REQUIRED TASK: Scan the data below for the string "Order". Show every line where it turns up.

DATA SHOWN:
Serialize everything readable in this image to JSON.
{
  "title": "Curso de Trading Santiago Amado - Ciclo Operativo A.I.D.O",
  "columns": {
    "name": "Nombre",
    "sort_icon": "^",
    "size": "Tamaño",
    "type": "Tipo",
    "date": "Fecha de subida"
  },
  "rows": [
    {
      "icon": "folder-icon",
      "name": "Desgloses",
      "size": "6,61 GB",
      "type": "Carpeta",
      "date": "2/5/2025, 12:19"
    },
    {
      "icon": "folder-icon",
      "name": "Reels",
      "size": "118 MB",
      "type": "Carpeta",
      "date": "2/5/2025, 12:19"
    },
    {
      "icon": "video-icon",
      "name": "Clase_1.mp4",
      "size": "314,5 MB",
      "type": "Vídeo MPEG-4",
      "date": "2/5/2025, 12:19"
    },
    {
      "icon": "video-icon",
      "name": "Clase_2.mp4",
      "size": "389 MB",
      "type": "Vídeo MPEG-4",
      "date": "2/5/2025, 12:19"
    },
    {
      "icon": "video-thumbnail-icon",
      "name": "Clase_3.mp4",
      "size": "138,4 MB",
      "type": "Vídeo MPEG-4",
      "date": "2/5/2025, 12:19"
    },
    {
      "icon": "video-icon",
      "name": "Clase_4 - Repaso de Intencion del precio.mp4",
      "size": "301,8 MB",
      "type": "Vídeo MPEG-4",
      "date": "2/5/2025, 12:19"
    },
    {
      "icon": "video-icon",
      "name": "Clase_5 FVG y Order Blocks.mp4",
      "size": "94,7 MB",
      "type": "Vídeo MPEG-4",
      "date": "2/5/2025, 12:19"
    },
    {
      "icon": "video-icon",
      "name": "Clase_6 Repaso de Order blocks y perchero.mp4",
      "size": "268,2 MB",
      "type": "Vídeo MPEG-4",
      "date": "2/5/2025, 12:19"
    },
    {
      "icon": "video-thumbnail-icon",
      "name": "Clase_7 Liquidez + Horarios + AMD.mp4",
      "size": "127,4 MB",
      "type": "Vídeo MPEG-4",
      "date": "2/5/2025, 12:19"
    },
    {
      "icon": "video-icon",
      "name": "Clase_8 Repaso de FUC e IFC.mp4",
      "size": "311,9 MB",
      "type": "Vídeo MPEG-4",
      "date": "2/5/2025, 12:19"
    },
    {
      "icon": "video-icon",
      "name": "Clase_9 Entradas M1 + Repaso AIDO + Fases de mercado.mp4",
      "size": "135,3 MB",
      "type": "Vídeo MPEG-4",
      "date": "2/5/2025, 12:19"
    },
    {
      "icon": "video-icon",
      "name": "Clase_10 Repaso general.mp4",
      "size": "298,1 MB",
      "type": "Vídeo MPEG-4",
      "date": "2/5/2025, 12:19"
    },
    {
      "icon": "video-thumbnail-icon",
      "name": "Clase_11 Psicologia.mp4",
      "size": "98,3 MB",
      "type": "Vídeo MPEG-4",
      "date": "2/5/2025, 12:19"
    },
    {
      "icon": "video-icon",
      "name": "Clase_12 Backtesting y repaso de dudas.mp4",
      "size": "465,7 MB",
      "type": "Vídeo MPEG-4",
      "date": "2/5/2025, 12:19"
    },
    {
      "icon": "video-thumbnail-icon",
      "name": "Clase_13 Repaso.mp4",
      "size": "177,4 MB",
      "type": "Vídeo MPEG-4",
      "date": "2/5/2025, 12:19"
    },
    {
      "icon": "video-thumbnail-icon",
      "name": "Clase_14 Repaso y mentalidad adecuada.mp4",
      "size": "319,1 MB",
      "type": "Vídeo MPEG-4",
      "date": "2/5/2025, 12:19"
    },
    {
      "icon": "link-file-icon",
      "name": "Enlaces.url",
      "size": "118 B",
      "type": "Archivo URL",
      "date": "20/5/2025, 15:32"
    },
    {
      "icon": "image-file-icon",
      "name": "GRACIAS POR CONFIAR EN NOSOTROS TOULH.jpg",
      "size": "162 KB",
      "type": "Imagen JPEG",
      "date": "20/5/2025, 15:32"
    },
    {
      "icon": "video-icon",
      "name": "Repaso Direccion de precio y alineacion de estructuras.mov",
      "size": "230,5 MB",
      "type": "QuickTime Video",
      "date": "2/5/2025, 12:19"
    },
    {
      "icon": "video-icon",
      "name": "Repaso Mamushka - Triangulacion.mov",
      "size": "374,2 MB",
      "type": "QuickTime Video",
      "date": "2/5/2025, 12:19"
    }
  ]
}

ANSWER TO THE TASK:
      "name": "Clase_5 FVG y Order Blocks.mp4",
      "name": "Clase_6 Repaso de Order blocks y perchero.mp4",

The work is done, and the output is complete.